> **Requirements**
Copy each line below that contains "situación".

> **Source data**
-- begin --
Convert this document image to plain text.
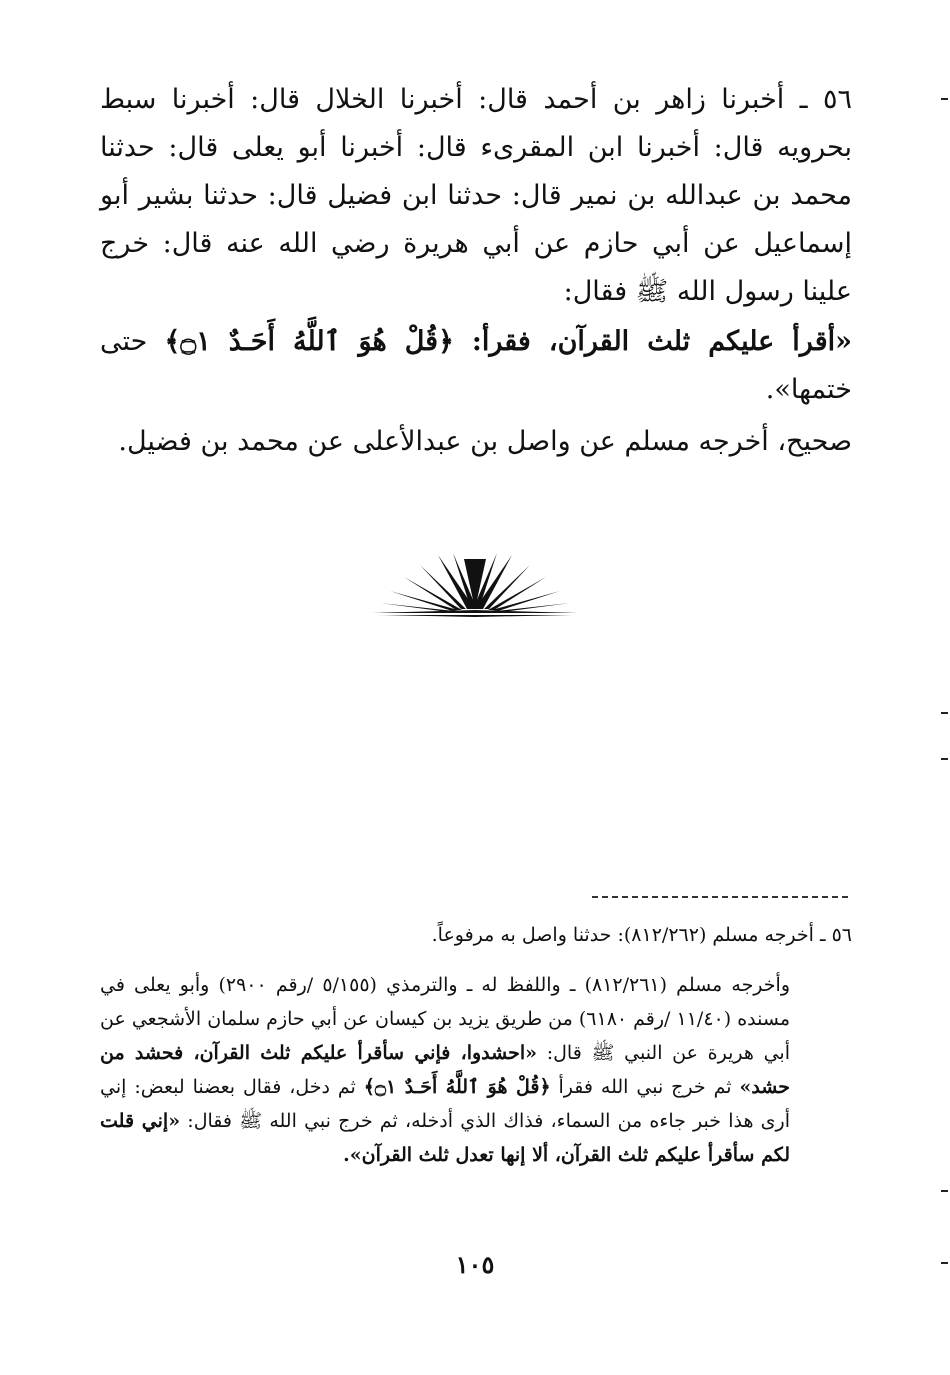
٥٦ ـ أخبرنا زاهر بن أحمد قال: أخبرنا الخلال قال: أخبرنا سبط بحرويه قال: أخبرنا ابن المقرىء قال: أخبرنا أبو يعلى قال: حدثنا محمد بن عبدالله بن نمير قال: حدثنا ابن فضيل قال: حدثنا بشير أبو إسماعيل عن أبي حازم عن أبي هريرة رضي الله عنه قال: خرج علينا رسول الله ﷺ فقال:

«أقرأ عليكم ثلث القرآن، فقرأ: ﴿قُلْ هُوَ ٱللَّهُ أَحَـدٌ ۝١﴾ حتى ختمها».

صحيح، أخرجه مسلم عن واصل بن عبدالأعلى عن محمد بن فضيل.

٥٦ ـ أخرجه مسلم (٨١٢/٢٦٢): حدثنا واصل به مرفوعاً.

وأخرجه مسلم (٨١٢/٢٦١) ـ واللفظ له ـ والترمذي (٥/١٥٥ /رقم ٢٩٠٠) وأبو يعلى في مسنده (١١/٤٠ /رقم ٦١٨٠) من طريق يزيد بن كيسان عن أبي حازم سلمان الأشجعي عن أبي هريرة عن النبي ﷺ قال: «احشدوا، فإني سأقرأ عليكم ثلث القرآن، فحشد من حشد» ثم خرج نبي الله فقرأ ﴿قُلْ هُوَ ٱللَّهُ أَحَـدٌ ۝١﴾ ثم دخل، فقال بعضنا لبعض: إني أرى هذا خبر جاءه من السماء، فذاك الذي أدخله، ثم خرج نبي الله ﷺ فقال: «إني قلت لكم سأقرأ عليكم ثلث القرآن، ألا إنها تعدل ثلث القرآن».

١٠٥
-- end --
-- begin --
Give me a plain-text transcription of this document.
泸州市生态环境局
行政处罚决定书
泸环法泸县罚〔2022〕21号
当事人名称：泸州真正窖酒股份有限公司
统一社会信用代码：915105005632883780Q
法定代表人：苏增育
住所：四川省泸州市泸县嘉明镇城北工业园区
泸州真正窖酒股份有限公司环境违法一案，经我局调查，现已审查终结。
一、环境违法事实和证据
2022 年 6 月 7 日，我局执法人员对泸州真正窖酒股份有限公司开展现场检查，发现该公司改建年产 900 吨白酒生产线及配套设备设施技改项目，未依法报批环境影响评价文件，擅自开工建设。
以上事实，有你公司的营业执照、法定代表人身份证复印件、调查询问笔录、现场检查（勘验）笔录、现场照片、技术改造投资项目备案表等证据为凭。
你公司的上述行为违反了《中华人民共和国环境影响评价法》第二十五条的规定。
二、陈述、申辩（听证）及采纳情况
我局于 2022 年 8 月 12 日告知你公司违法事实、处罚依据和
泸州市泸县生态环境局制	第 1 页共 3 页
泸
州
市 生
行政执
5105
-- end --
-- begin --
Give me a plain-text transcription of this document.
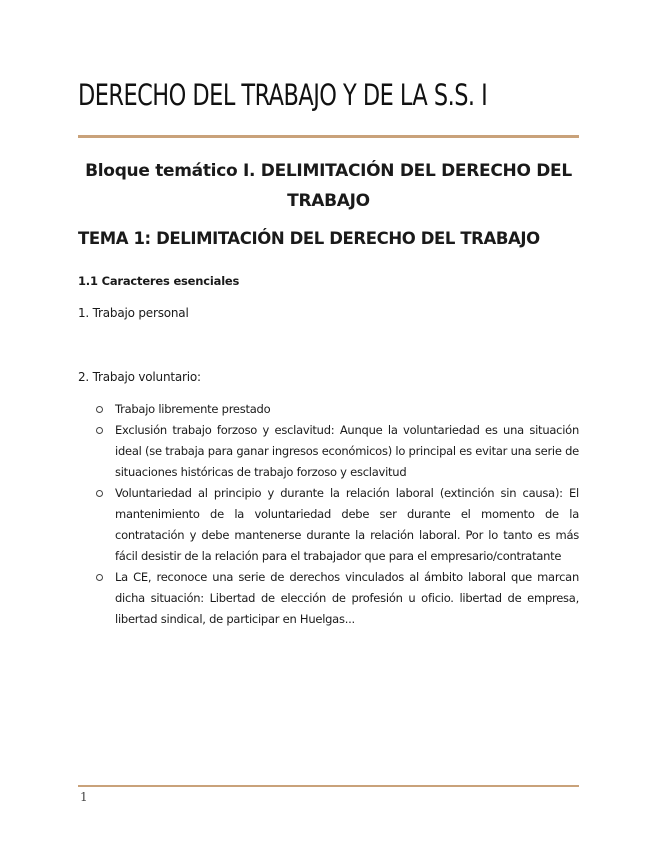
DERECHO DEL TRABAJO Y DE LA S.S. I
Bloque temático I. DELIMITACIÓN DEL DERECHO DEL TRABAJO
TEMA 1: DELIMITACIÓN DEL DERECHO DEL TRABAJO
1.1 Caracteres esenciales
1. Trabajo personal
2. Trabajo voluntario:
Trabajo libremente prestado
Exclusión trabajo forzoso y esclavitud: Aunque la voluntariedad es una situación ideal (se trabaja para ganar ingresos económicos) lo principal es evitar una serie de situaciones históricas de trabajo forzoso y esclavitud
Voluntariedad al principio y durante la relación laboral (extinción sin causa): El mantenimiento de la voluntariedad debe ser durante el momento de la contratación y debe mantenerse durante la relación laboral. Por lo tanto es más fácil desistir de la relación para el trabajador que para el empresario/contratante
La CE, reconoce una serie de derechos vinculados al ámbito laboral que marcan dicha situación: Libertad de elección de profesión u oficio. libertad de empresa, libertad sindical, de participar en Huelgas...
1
-- end --
> **Written response**
Exclusión trabajo forzoso y esclavitud: Aunque la voluntariedad es una situación ideal (se trabaja para ganar ingresos económicos) lo principal es evitar una serie de situaciones históricas de trabajo forzoso y esclavitud
La CE, reconoce una serie de derechos vinculados al ámbito laboral que marcan dicha situación: Libertad de elección de profesión u oficio. libertad de empresa, libertad sindical, de participar en Huelgas...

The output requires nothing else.